> _Extracted entries_:
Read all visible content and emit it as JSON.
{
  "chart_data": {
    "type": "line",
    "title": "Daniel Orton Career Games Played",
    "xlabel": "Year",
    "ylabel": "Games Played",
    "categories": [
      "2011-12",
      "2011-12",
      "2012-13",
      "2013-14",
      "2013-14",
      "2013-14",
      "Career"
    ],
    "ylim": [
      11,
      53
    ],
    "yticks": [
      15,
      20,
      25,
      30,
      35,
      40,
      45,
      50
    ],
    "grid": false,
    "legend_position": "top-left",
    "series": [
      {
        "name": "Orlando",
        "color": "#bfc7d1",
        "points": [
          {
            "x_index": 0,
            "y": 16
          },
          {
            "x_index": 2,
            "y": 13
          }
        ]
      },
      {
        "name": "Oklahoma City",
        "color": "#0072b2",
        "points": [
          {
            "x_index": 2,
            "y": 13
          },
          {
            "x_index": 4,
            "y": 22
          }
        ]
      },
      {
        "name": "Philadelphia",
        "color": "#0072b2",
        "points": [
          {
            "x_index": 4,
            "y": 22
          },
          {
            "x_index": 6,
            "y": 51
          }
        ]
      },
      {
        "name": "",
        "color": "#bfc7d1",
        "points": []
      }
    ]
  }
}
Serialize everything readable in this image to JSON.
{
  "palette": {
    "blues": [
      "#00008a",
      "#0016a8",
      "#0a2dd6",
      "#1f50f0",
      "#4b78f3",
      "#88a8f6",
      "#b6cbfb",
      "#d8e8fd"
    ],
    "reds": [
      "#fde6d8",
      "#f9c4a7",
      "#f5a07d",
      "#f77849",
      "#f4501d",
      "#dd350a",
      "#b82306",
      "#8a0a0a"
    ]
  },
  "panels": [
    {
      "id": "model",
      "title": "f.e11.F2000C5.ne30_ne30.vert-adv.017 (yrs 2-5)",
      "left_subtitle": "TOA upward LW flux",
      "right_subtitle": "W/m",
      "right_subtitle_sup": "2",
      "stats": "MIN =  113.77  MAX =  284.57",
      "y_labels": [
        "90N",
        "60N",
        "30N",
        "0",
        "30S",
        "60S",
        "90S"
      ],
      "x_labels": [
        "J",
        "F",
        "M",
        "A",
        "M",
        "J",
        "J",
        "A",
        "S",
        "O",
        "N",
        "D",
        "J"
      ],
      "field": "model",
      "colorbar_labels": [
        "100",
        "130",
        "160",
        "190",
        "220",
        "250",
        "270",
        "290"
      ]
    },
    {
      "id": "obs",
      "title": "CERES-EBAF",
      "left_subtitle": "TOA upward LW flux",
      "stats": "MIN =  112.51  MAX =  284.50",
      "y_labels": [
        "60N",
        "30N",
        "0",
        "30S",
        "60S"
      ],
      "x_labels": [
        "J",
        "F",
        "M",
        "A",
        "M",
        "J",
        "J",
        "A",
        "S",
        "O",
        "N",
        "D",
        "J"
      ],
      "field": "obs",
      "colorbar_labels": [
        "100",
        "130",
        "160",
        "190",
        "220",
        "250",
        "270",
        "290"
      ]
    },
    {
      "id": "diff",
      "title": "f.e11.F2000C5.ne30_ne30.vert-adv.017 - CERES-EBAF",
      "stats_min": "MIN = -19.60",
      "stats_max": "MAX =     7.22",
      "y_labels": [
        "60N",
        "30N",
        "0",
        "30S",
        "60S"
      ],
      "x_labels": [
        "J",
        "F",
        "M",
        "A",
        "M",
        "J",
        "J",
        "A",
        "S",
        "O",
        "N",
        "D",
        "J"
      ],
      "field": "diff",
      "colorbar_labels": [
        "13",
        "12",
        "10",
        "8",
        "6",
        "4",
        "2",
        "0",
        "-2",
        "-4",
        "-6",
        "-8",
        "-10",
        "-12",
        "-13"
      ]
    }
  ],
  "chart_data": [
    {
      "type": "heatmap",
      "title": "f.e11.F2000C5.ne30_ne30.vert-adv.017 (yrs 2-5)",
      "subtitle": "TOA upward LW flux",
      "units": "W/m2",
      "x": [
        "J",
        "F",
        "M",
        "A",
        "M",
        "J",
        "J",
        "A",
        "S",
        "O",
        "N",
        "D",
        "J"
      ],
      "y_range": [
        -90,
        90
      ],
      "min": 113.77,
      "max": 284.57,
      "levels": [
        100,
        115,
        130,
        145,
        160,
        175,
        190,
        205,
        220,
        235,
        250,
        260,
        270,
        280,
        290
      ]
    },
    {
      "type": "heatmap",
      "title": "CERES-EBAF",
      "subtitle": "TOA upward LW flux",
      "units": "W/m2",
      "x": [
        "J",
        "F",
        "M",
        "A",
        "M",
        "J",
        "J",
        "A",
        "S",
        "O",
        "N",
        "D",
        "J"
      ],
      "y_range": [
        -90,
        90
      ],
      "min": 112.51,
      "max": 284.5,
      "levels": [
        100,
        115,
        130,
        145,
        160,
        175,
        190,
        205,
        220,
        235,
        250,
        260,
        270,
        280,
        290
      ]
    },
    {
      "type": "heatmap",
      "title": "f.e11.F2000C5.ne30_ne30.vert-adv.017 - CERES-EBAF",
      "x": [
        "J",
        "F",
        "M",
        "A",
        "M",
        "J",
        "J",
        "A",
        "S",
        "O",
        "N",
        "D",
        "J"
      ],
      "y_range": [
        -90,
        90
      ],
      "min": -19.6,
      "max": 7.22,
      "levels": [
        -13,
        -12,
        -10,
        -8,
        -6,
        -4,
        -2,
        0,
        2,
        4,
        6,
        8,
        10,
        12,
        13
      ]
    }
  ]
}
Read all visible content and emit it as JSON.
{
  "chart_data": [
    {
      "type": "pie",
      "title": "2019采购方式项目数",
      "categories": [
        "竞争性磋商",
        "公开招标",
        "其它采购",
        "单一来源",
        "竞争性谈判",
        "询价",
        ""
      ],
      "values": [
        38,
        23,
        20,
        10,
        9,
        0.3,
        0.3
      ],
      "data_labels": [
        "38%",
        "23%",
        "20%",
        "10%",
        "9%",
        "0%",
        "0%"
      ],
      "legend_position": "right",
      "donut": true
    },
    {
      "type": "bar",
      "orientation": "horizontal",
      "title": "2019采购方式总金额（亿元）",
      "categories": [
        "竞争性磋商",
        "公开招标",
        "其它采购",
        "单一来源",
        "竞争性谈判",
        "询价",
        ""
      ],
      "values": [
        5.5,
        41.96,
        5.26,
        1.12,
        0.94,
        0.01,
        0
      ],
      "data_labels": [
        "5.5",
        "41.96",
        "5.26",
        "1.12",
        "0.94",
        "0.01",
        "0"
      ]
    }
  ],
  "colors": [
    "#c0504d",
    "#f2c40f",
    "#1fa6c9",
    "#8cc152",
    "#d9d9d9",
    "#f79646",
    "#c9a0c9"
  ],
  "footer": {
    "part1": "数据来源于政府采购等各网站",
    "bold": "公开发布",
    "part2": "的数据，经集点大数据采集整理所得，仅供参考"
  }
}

> _Set task_: Look for "Played" and pull out every line that has it.

> _Task response_:
    "title": "Daniel Orton Career Games Played",
    "ylabel": "Games Played",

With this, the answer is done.